**Task directions**
Return the material word for word. Do not include pictures.

**Given data**

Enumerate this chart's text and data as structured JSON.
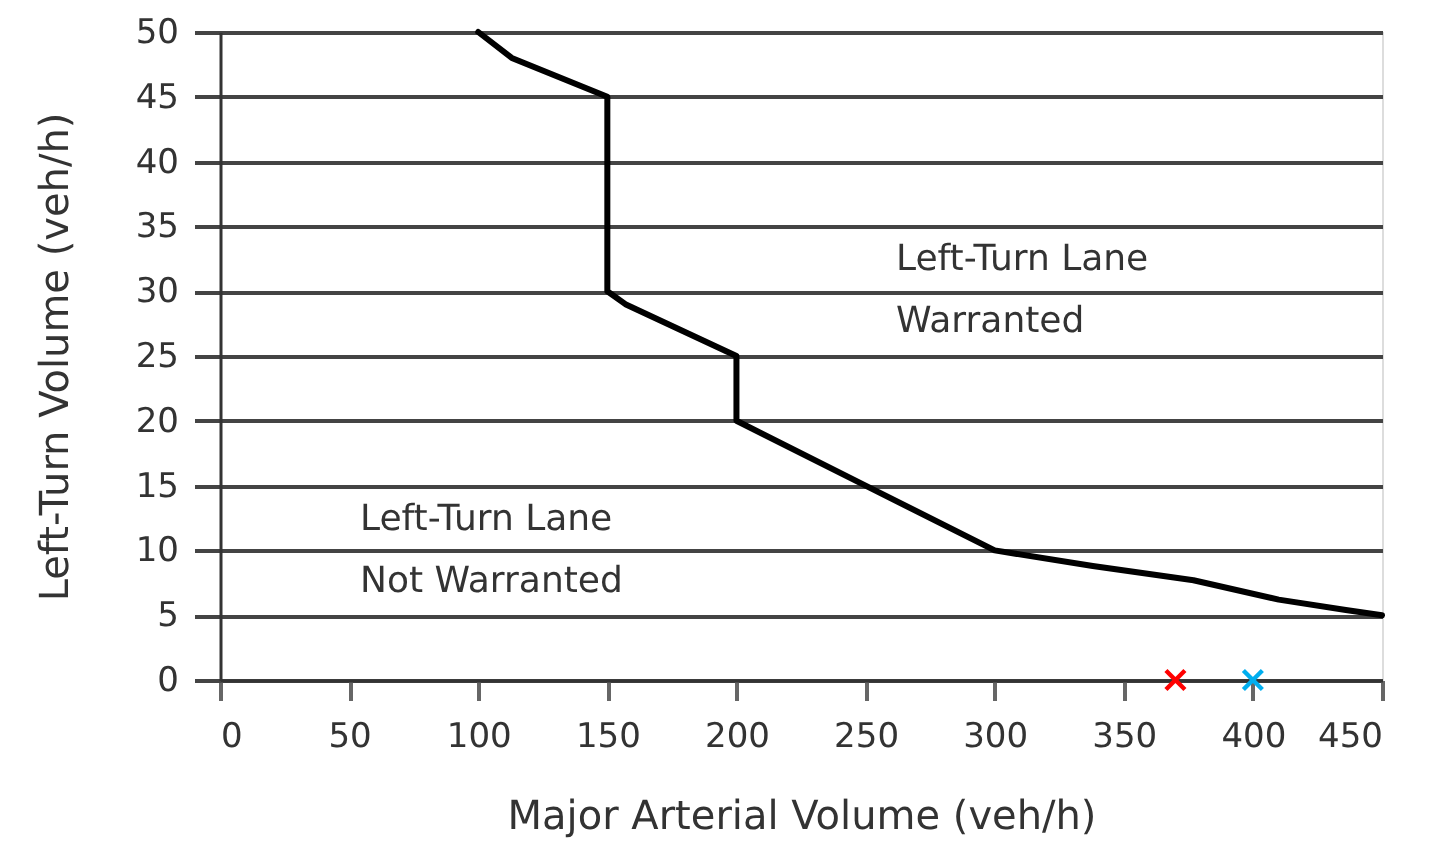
{
  "chart_data": {
    "type": "line",
    "xlabel": "Major Arterial Volume (veh/h)",
    "ylabel": "Left-Turn Volume (veh/h)",
    "xlim": [
      0,
      450
    ],
    "ylim": [
      0,
      50
    ],
    "xticks": [
      0,
      50,
      100,
      150,
      200,
      250,
      300,
      350,
      400,
      450
    ],
    "yticks": [
      0,
      5,
      10,
      15,
      20,
      25,
      30,
      35,
      40,
      45,
      50
    ],
    "grid": "y",
    "series": [
      {
        "color": "#000000",
        "x": [
          100,
          113,
          150,
          150,
          157,
          200,
          200,
          250,
          300,
          338,
          377,
          410,
          436,
          450
        ],
        "values": [
          50,
          48,
          45,
          30,
          29,
          25,
          20,
          15,
          10,
          8.8,
          7.7,
          6.2,
          5.4,
          5
        ]
      },
      {
        "type": "scatter",
        "color": "#ff0000",
        "marker": "cross",
        "x": [
          370
        ],
        "values": [
          0
        ]
      },
      {
        "type": "scatter",
        "color": "#00aeef",
        "marker": "cross",
        "x": [
          400
        ],
        "values": [
          0
        ]
      }
    ],
    "annotations": [
      "Left-Turn Lane\nWarranted",
      "Left-Turn Lane\nNot Warranted"
    ]
  }
}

**The result**
Enumerate this chart's text and data as structured JSON.
{
  "chart_data": {
    "type": "line",
    "xlabel": "Major Arterial Volume (veh/h)",
    "ylabel": "Left-Turn Volume (veh/h)",
    "xlim": [
      0,
      450
    ],
    "ylim": [
      0,
      50
    ],
    "xticks": [
      0,
      50,
      100,
      150,
      200,
      250,
      300,
      350,
      400,
      450
    ],
    "yticks": [
      0,
      5,
      10,
      15,
      20,
      25,
      30,
      35,
      40,
      45,
      50
    ],
    "grid": "y",
    "series": [
      {
        "color": "#000000",
        "x": [
          100,
          113,
          150,
          150,
          157,
          200,
          200,
          250,
          300,
          338,
          377,
          410,
          436,
          450
        ],
        "values": [
          50,
          48,
          45,
          30,
          29,
          25,
          20,
          15,
          10,
          8.8,
          7.7,
          6.2,
          5.4,
          5
        ]
      },
      {
        "type": "scatter",
        "color": "#ff0000",
        "marker": "cross",
        "x": [
          370
        ],
        "values": [
          0
        ]
      },
      {
        "type": "scatter",
        "color": "#00aeef",
        "marker": "cross",
        "x": [
          400
        ],
        "values": [
          0
        ]
      }
    ],
    "annotations": [
      "Left-Turn Lane\nWarranted",
      "Left-Turn Lane\nNot Warranted"
    ]
  }
}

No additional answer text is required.